# Start of Material provided

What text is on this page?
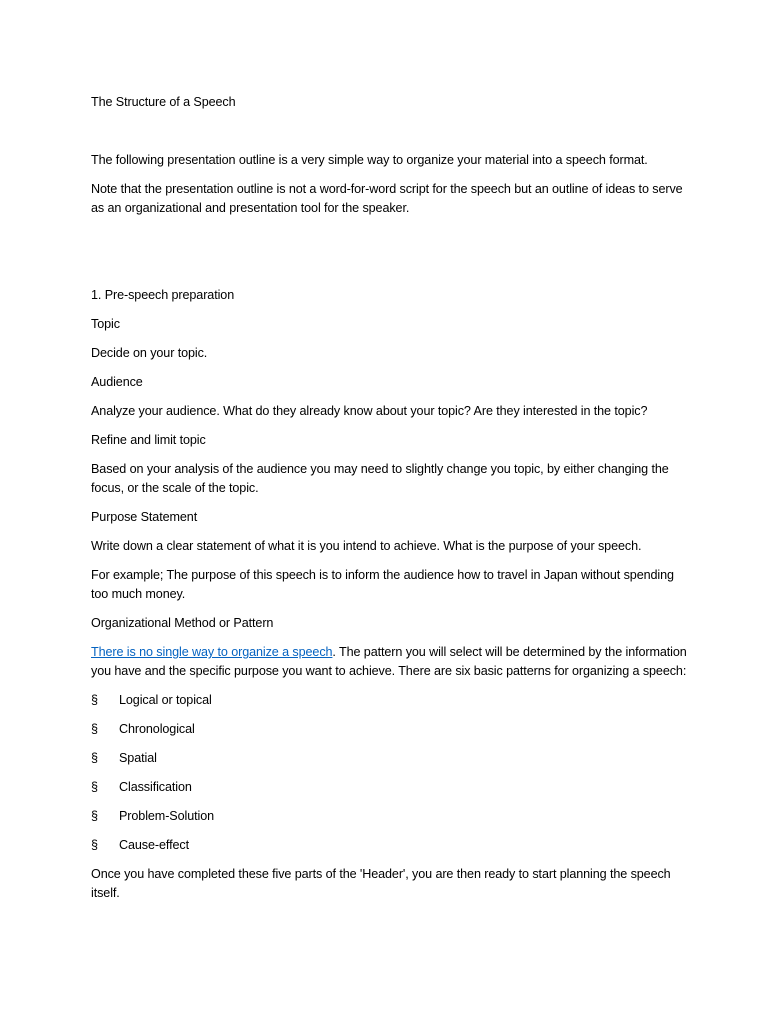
The Structure of a Speech

The following presentation outline is a very simple way to organize your material into a speech format.

Note that the presentation outline is not a word-for-word script for the speech but an outline of ideas to serve as an organizational and presentation tool for the speaker.

1. Pre-speech preparation

Topic

Decide on your topic.

Audience

Analyze your audience. What do they already know about your topic? Are they interested in the topic?

Refine and limit topic

Based on your analysis of the audience you may need to slightly change you topic, by either changing the focus, or the scale of the topic.

Purpose Statement

Write down a clear statement of what it is you intend to achieve. What is the purpose of your speech.

For example; The purpose of this speech is to inform the audience how to travel in Japan without spending too much money.

Organizational Method or Pattern

There is no single way to organize a speech. The pattern you will select will be determined by the information you have and the specific purpose you want to achieve. There are six basic patterns for organizing a speech:

§	Logical or topical
§	Chronological
§	Spatial
§	Classification
§	Problem-Solution
§	Cause-effect

Once you have completed these five parts of the 'Header', you are then ready to start planning the speech itself.
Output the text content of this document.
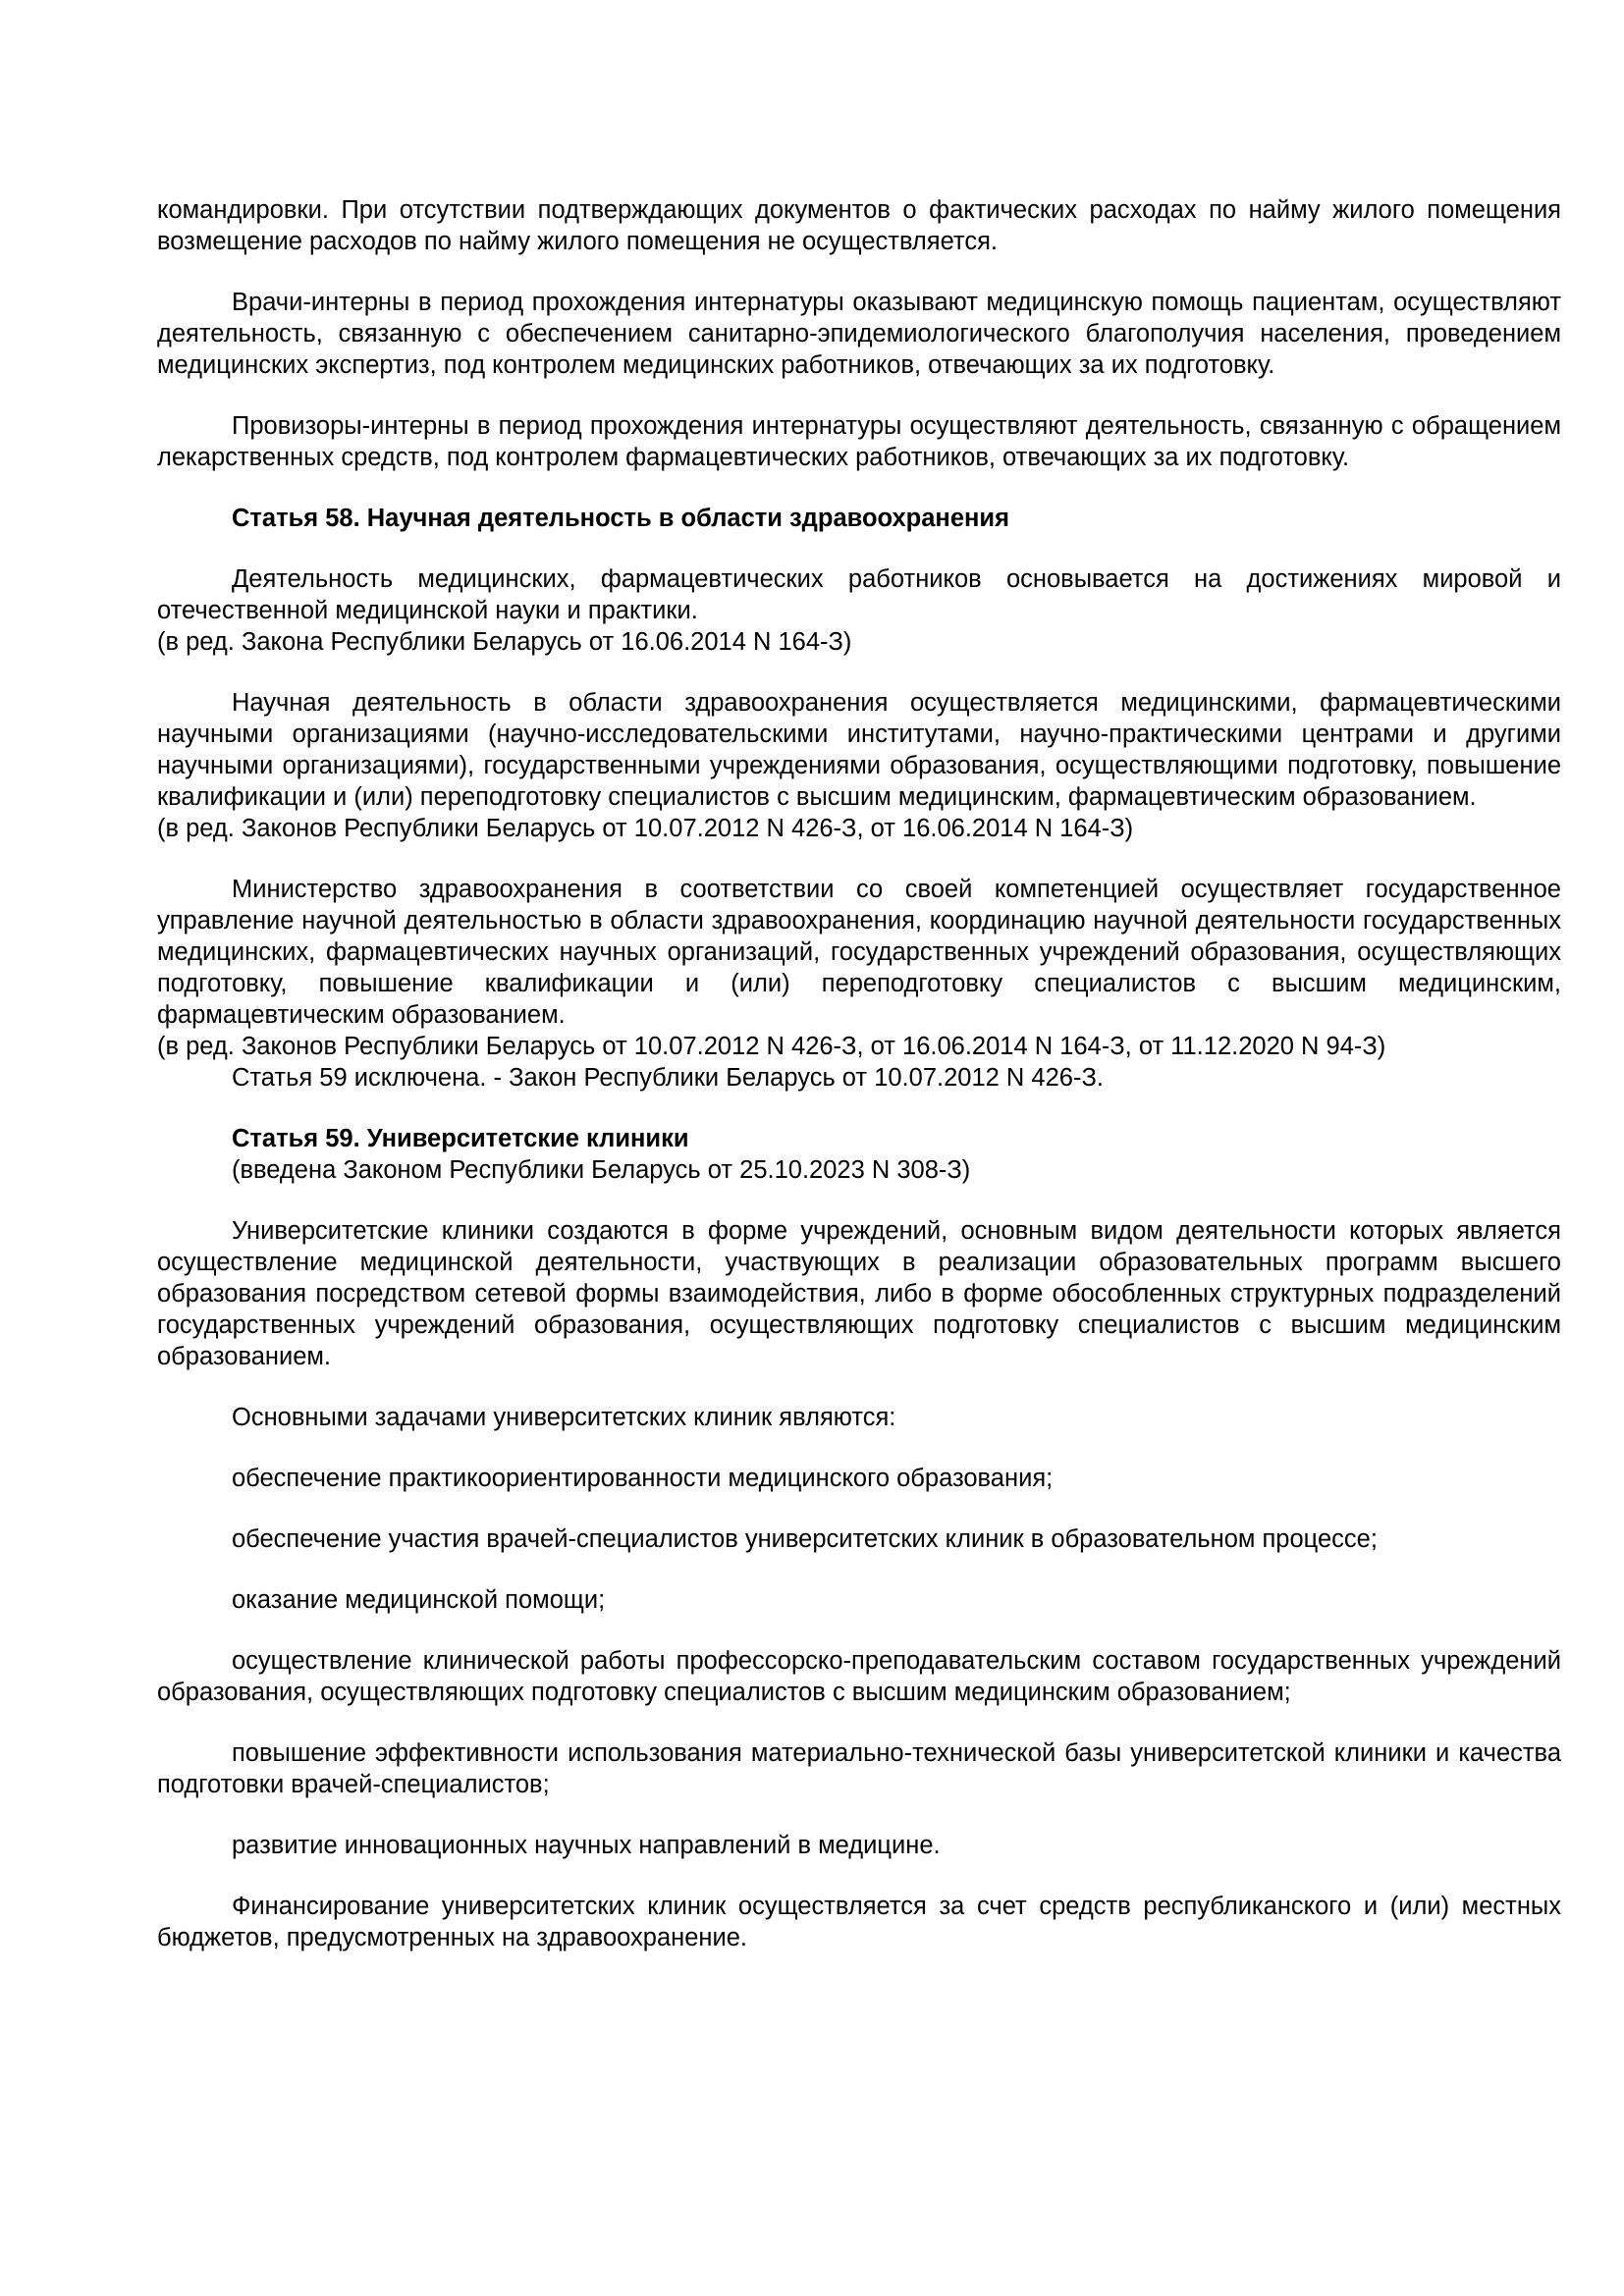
командировки. При отсутствии подтверждающих документов о фактических расходах по найму жилого помещения возмещение расходов по найму жилого помещения не осуществляется.

Врачи-интерны в период прохождения интернатуры оказывают медицинскую помощь пациентам, осуществляют деятельность, связанную с обеспечением санитарно-эпидемиологического благополучия населения, проведением медицинских экспертиз, под контролем медицинских работников, отвечающих за их подготовку.

Провизоры-интерны в период прохождения интернатуры осуществляют деятельность, связанную с обращением лекарственных средств, под контролем фармацевтических работников, отвечающих за их подготовку.

Статья 58. Научная деятельность в области здравоохранения

Деятельность медицинских, фармацевтических работников основывается на достижениях мировой и отечественной медицинской науки и практики.

(в ред. Закона Республики Беларусь от 16.06.2014 N 164-З)

Научная деятельность в области здравоохранения осуществляется медицинскими, фармацевтическими научными организациями (научно-исследовательскими институтами, научно-практическими центрами и другими научными организациями), государственными учреждениями образования, осуществляющими подготовку, повышение квалификации и (или) переподготовку специалистов с высшим медицинским, фармацевтическим образованием.

(в ред. Законов Республики Беларусь от 10.07.2012 N 426-З, от 16.06.2014 N 164-З)

Министерство здравоохранения в соответствии со своей компетенцией осуществляет государственное управление научной деятельностью в области здравоохранения, координацию научной деятельности государственных медицинских, фармацевтических научных организаций, государственных учреждений образования, осуществляющих подготовку, повышение квалификации и (или) переподготовку специалистов с высшим медицинским, фармацевтическим образованием.

(в ред. Законов Республики Беларусь от 10.07.2012 N 426-З, от 16.06.2014 N 164-З, от 11.12.2020 N 94-З)

Статья 59 исключена. - Закон Республики Беларусь от 10.07.2012 N 426-З.

Статья 59. Университетские клиники

(введена Законом Республики Беларусь от 25.10.2023 N 308-З)

Университетские клиники создаются в форме учреждений, основным видом деятельности которых является осуществление медицинской деятельности, участвующих в реализации образовательных программ высшего образования посредством сетевой формы взаимодействия, либо в форме обособленных структурных подразделений государственных учреждений образования, осуществляющих подготовку специалистов с высшим медицинским образованием.

Основными задачами университетских клиник являются:

обеспечение практикоориентированности медицинского образования;

обеспечение участия врачей-специалистов университетских клиник в образовательном процессе;

оказание медицинской помощи;

осуществление клинической работы профессорско-преподавательским составом государственных учреждений образования, осуществляющих подготовку специалистов с высшим медицинским образованием;

повышение эффективности использования материально-технической базы университетской клиники и качества подготовки врачей-специалистов;

развитие инновационных научных направлений в медицине.

Финансирование университетских клиник осуществляется за счет средств республиканского и (или) местных бюджетов, предусмотренных на здравоохранение.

# End of Material provided

**Problem requirements:** Repeat each entry exactly as it appears; skip any picture.

**Output of the task:**
What text is on this page?
The Structure of a Speech

The following presentation outline is a very simple way to organize your material into a speech format.

Note that the presentation outline is not a word-for-word script for the speech but an outline of ideas to serve as an organizational and presentation tool for the speaker.

1. Pre-speech preparation

Topic

Decide on your topic.

Audience

Analyze your audience. What do they already know about your topic? Are they interested in the topic?

Refine and limit topic

Based on your analysis of the audience you may need to slightly change you topic, by either changing the focus, or the scale of the topic.

Purpose Statement

Write down a clear statement of what it is you intend to achieve. What is the purpose of your speech.

For example; The purpose of this speech is to inform the audience how to travel in Japan without spending too much money.

Organizational Method or Pattern

There is no single way to organize a speech. The pattern you will select will be determined by the information you have and the specific purpose you want to achieve. There are six basic patterns for organizing a speech:

§	Logical or topical
§	Chronological
§	Spatial
§	Classification
§	Problem-Solution
§	Cause-effect

Once you have completed these five parts of the 'Header', you are then ready to start planning the speech itself.
Output the text content of this document.
командировки. При отсутствии подтверждающих документов о фактических расходах по найму жилого помещения возмещение расходов по найму жилого помещения не осуществляется.

Врачи-интерны в период прохождения интернатуры оказывают медицинскую помощь пациентам, осуществляют деятельность, связанную с обеспечением санитарно-эпидемиологического благополучия населения, проведением медицинских экспертиз, под контролем медицинских работников, отвечающих за их подготовку.

Провизоры-интерны в период прохождения интернатуры осуществляют деятельность, связанную с обращением лекарственных средств, под контролем фармацевтических работников, отвечающих за их подготовку.

Статья 58. Научная деятельность в области здравоохранения

Деятельность медицинских, фармацевтических работников основывается на достижениях мировой и отечественной медицинской науки и практики.

(в ред. Закона Республики Беларусь от 16.06.2014 N 164-З)

Научная деятельность в области здравоохранения осуществляется медицинскими, фармацевтическими научными организациями (научно-исследовательскими институтами, научно-практическими центрами и другими научными организациями), государственными учреждениями образования, осуществляющими подготовку, повышение квалификации и (или) переподготовку специалистов с высшим медицинским, фармацевтическим образованием.

(в ред. Законов Республики Беларусь от 10.07.2012 N 426-З, от 16.06.2014 N 164-З)

Министерство здравоохранения в соответствии со своей компетенцией осуществляет государственное управление научной деятельностью в области здравоохранения, координацию научной деятельности государственных медицинских, фармацевтических научных организаций, государственных учреждений образования, осуществляющих подготовку, повышение квалификации и (или) переподготовку специалистов с высшим медицинским, фармацевтическим образованием.

(в ред. Законов Республики Беларусь от 10.07.2012 N 426-З, от 16.06.2014 N 164-З, от 11.12.2020 N 94-З)

Статья 59 исключена. - Закон Республики Беларусь от 10.07.2012 N 426-З.

Статья 59. Университетские клиники

(введена Законом Республики Беларусь от 25.10.2023 N 308-З)

Университетские клиники создаются в форме учреждений, основным видом деятельности которых является осуществление медицинской деятельности, участвующих в реализации образовательных программ высшего образования посредством сетевой формы взаимодействия, либо в форме обособленных структурных подразделений государственных учреждений образования, осуществляющих подготовку специалистов с высшим медицинским образованием.

Основными задачами университетских клиник являются:

обеспечение практикоориентированности медицинского образования;

обеспечение участия врачей-специалистов университетских клиник в образовательном процессе;

оказание медицинской помощи;

осуществление клинической работы профессорско-преподавательским составом государственных учреждений образования, осуществляющих подготовку специалистов с высшим медицинским образованием;

повышение эффективности использования материально-технической базы университетской клиники и качества подготовки врачей-специалистов;

развитие инновационных научных направлений в медицине.

Финансирование университетских клиник осуществляется за счет средств республиканского и (или) местных бюджетов, предусмотренных на здравоохранение.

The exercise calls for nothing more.